>> Start Data section

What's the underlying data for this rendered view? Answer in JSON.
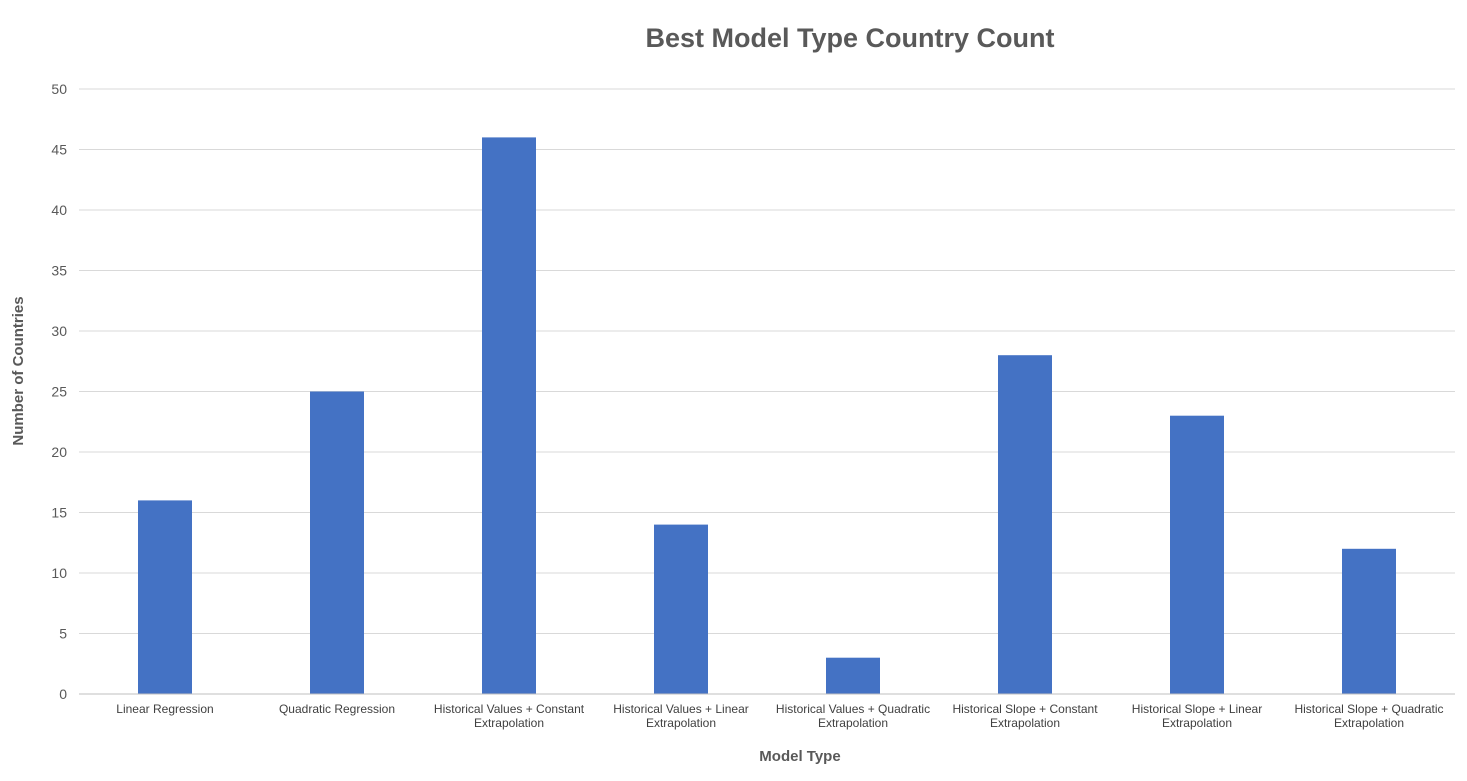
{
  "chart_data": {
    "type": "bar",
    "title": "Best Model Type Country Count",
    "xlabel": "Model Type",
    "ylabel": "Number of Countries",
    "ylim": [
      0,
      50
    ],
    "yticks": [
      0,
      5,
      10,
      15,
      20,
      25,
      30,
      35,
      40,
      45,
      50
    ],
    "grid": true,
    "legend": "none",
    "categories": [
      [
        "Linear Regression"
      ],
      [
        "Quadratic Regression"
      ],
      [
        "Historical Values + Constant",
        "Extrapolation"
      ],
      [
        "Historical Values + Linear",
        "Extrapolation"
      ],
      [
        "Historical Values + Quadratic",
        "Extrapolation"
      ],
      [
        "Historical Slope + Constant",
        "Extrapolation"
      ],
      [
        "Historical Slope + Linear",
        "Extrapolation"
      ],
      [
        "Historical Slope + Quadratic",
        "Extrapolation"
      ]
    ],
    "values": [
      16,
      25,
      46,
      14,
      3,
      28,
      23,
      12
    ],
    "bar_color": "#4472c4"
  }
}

>> End Data section

* Brief
Look through the lines above and collect those with the word "Linear".

* Written solution
        "Linear Regression"
        "Historical Values + Linear",
        "Historical Slope + Linear",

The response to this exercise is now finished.